OBJECTIVE: Looking at the listing, state how many of its lines contain the string "vorh". Write only the number.

Data entries for graphics:

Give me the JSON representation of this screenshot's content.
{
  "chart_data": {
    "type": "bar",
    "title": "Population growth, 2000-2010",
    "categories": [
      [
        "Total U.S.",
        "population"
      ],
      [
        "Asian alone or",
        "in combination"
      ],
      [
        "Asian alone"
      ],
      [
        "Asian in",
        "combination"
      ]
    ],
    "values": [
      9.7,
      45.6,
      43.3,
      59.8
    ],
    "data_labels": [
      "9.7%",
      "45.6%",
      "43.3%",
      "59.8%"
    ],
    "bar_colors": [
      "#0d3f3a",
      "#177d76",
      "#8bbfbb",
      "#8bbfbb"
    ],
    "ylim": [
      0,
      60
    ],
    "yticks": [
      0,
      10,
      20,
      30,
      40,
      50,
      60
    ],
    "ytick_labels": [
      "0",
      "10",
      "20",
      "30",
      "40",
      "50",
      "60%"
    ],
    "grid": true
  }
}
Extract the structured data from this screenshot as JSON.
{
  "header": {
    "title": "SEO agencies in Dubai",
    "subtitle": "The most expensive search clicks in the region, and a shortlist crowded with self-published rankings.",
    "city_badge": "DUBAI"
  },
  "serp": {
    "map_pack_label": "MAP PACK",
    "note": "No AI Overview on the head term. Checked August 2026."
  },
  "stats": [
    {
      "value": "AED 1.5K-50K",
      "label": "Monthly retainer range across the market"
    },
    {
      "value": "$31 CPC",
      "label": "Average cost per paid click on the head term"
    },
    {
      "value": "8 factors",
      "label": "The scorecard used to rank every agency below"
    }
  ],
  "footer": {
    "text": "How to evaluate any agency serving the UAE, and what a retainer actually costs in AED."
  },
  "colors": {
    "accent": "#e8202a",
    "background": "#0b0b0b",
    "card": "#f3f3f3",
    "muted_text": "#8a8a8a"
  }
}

---

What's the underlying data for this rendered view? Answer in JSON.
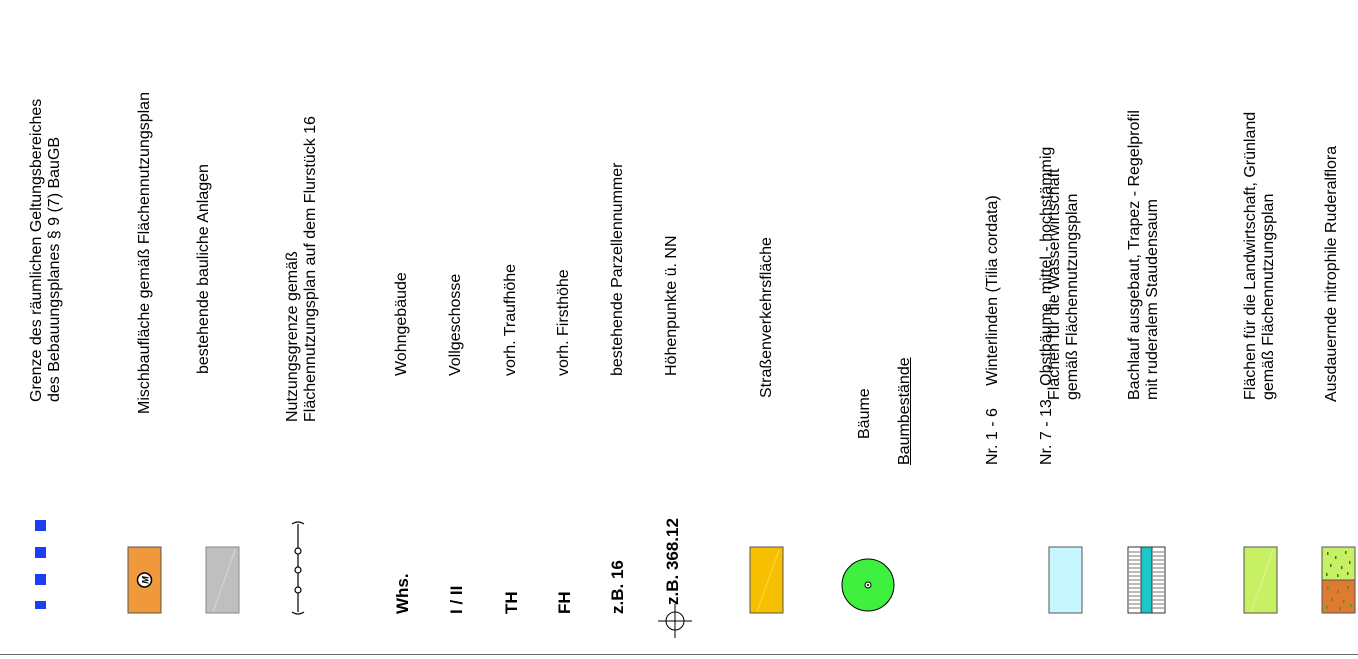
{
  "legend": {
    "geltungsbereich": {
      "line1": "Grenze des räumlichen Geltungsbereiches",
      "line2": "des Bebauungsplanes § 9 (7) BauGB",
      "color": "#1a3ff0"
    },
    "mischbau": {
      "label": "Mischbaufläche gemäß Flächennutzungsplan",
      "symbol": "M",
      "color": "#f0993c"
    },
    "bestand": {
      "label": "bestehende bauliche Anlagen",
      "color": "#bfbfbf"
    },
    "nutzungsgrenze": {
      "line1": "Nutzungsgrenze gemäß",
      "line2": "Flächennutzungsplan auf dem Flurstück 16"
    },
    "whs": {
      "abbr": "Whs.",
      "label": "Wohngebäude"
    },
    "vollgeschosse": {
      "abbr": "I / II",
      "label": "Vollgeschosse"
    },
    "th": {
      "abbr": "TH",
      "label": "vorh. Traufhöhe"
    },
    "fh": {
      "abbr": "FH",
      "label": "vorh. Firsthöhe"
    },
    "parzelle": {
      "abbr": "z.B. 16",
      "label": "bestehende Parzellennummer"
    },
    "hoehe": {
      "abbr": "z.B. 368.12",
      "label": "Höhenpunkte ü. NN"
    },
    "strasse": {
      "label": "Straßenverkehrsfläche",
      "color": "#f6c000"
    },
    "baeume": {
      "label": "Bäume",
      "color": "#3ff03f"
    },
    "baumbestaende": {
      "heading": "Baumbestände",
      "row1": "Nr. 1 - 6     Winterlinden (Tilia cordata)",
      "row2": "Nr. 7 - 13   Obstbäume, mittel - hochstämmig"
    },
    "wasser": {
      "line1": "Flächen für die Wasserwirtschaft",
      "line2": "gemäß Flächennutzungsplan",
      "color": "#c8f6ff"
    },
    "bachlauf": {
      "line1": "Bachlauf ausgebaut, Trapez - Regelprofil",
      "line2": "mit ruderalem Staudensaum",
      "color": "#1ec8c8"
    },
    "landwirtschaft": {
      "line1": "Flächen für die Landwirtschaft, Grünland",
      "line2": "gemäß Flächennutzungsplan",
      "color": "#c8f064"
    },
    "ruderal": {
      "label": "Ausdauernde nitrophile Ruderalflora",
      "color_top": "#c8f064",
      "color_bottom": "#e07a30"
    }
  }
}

---

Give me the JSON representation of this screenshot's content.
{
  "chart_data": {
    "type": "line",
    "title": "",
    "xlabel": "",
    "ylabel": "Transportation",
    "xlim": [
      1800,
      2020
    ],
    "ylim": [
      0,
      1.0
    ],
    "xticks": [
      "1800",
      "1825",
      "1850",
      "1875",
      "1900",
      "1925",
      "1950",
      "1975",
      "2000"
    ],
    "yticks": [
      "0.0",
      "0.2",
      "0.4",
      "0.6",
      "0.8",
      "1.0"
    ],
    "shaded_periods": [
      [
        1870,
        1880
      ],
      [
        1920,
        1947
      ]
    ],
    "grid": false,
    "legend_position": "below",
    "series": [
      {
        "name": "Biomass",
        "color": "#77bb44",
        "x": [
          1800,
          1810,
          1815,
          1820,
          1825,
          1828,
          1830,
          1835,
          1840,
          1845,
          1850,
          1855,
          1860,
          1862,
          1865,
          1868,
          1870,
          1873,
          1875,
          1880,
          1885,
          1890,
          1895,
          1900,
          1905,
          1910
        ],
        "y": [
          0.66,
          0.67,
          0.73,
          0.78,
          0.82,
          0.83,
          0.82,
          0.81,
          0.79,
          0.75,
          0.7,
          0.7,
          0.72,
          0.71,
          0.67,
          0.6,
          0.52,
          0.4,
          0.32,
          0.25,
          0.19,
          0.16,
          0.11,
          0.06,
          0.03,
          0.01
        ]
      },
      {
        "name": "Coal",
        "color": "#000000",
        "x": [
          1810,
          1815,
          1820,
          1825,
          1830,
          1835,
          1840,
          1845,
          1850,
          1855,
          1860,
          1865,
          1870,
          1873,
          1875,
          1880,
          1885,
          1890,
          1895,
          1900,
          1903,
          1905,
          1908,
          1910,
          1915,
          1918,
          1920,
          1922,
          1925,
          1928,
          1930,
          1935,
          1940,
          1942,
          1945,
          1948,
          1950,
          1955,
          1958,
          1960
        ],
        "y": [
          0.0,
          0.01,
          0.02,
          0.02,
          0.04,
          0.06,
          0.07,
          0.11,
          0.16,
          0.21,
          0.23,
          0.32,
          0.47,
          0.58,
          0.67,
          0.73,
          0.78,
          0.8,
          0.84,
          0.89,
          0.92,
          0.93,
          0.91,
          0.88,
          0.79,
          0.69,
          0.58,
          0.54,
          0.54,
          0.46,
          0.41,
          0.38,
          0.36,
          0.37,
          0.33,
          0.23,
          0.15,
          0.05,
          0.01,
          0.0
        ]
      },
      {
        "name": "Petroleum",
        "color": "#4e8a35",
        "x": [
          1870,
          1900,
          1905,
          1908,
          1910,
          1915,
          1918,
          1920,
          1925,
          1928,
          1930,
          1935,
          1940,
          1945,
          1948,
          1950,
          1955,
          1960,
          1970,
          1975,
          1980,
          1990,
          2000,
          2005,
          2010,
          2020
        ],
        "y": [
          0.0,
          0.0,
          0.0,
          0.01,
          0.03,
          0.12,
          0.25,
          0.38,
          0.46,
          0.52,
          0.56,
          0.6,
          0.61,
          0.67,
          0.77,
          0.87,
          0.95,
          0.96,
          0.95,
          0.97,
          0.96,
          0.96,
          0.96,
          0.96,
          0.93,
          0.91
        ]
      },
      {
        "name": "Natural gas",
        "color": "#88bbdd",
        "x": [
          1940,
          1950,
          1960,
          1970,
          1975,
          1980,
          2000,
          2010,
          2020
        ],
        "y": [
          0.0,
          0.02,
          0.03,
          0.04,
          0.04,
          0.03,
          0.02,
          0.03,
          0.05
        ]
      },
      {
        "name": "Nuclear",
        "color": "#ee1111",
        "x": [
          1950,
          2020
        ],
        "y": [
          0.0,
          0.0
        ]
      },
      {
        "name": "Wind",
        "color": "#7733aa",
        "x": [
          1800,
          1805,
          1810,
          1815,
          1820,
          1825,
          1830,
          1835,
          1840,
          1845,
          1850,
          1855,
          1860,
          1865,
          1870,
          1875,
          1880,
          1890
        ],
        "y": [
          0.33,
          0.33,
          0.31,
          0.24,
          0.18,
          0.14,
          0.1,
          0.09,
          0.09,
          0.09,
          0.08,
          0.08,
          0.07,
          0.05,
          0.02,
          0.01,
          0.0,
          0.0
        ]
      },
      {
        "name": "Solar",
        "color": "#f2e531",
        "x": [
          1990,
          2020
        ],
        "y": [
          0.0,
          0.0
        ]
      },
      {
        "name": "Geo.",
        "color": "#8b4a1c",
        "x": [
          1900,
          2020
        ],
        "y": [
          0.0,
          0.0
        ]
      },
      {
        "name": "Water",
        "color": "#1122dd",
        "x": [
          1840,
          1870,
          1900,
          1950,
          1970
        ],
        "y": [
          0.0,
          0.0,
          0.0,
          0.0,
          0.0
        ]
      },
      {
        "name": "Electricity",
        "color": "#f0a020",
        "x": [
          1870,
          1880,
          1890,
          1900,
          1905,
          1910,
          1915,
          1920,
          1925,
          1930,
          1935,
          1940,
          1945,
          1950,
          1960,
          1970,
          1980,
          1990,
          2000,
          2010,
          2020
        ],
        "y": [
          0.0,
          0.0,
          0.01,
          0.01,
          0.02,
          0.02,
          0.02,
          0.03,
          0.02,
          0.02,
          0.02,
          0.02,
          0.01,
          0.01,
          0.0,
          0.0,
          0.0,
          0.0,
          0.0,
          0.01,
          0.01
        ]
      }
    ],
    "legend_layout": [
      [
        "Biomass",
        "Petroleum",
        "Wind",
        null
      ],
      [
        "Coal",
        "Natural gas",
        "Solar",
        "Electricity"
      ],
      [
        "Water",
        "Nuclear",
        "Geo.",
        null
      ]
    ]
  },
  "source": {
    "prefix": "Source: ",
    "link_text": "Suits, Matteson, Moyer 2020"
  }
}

RESULT FOR THIS TASK: 2